Pandemic Treat Workshop, Week 3

Week 3 began on monday last with a video talk and demo from Australian embroiderer and theatrical costume maker Susie Vickery http://www.susievickery.com Susie has a strong commitment to environmental issues, and a preference for using found and repurposed materials, especially plastics, in her exhibition work, community group projects, theatre costume and installation work.

The workshop project uses several basic crewel embroidery techniques as found in Jacobean embroidery, traditionally done in wool on linen, fine canvas or wool twill. The repurposing aspect is to cut plastic bags into approx 1-2cm strips and use these as the thread for embroidery on a looser woven fabric such as a loose canvas or burlap. This all reminds me so much of a mind boggling craft project a friend’s mother did decades ago in the Country Womens’ Association craft session. Did you know that you know that if you start cutting a bread bag at the open end, and continue cutting and spiralling round and round, wind it into a ball as you go, and repeat 5-6 times, you can then knit or crochet it all up to make a bath mat or a hot water bottle cover? The pattern is probably still available in the archives of the CWA, as I’m certain that thrift and frugality have been some of the cornerstones of the CWA creed, since the dawn of time, long before ‘recycling’ became an important word. I acknowledge the anti-plastics and recycling appeal of materials and goals for this workshop, but decided to sit this one out.
________________
-- What you have to do --
For each statement, say yes or no as to whether the workshop post supports it, and quote the words from the post that settle it. 1. Susie Vickery is an Australian embroiderer and theatrical costume maker. 2. The plastic bags are cut into strips of about 5-6 cm. 3. The writer took part in the workshop project. The items that come next are separate material, unconnected to the workshop post.
________________
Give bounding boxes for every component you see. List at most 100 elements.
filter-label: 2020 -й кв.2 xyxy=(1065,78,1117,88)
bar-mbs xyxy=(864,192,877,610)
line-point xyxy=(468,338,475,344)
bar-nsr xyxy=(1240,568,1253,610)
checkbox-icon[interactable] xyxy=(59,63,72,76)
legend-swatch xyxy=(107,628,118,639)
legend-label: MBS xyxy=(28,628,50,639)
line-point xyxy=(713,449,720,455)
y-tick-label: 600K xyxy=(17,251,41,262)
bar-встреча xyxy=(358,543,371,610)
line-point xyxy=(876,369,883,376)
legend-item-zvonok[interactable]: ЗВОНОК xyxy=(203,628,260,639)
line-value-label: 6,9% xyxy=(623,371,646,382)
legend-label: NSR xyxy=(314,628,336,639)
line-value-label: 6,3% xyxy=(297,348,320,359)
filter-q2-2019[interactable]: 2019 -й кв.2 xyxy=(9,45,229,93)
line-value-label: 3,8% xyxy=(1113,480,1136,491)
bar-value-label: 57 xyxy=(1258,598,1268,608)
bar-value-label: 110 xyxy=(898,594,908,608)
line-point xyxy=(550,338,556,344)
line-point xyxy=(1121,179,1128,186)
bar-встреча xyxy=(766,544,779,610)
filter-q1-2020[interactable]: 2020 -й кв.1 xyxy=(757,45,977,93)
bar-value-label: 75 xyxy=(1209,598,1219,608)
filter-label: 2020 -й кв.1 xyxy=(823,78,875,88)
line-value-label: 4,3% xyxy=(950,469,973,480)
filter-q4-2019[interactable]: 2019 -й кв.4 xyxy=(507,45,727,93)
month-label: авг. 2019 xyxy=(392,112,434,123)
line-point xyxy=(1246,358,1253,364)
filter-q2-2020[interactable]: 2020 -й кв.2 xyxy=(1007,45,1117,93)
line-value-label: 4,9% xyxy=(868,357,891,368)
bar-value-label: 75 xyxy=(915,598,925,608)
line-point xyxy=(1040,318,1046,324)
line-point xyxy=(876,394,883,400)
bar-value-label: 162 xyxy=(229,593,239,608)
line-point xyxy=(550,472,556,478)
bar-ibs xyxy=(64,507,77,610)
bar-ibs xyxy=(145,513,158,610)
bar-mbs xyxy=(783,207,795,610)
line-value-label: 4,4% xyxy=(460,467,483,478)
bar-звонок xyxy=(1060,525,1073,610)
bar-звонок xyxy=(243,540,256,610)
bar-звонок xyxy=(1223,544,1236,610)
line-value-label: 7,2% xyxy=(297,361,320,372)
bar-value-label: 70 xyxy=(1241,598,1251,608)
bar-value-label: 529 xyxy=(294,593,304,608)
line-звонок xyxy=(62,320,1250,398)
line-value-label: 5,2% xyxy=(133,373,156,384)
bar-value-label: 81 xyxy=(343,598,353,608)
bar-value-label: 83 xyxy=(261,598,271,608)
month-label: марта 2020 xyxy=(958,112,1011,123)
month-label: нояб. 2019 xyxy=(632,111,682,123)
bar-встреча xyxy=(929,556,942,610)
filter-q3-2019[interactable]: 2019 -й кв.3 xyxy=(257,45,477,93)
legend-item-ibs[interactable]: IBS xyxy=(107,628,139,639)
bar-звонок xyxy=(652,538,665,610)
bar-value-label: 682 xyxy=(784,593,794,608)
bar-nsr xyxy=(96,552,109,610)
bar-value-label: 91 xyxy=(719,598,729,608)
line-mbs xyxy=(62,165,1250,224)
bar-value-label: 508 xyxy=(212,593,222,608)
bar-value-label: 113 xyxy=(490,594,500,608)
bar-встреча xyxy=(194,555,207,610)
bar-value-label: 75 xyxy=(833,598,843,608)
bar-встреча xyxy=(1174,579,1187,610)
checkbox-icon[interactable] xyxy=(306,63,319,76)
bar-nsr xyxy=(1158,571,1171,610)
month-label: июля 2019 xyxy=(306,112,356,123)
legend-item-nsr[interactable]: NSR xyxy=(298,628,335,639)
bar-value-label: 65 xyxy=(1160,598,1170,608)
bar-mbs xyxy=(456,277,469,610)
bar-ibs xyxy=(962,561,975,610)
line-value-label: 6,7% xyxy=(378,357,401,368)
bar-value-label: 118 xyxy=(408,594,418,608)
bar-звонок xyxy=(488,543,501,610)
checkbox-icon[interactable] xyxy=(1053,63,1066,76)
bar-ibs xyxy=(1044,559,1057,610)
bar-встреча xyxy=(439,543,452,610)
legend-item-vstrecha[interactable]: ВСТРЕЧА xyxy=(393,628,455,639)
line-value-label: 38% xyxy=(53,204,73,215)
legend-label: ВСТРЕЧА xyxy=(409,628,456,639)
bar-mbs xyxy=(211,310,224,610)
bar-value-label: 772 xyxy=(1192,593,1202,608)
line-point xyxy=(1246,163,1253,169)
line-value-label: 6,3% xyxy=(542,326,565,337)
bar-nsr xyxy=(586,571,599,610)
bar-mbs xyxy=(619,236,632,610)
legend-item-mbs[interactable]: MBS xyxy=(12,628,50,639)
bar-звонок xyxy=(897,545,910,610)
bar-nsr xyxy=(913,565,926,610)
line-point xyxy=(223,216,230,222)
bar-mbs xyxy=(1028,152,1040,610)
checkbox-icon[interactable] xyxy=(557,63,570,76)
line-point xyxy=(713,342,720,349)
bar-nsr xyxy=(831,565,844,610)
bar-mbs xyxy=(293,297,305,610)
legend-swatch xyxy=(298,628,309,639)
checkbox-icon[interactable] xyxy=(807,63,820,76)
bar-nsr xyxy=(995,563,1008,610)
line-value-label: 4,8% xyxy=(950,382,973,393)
________________
-- Result of this task --
1. Yes: "Australian embroiderer and theatrical costume maker Susie Vickery"
2. No: "cut plastic bags into approx 1-2cm strips"
3. No: "but decided to sit this one out"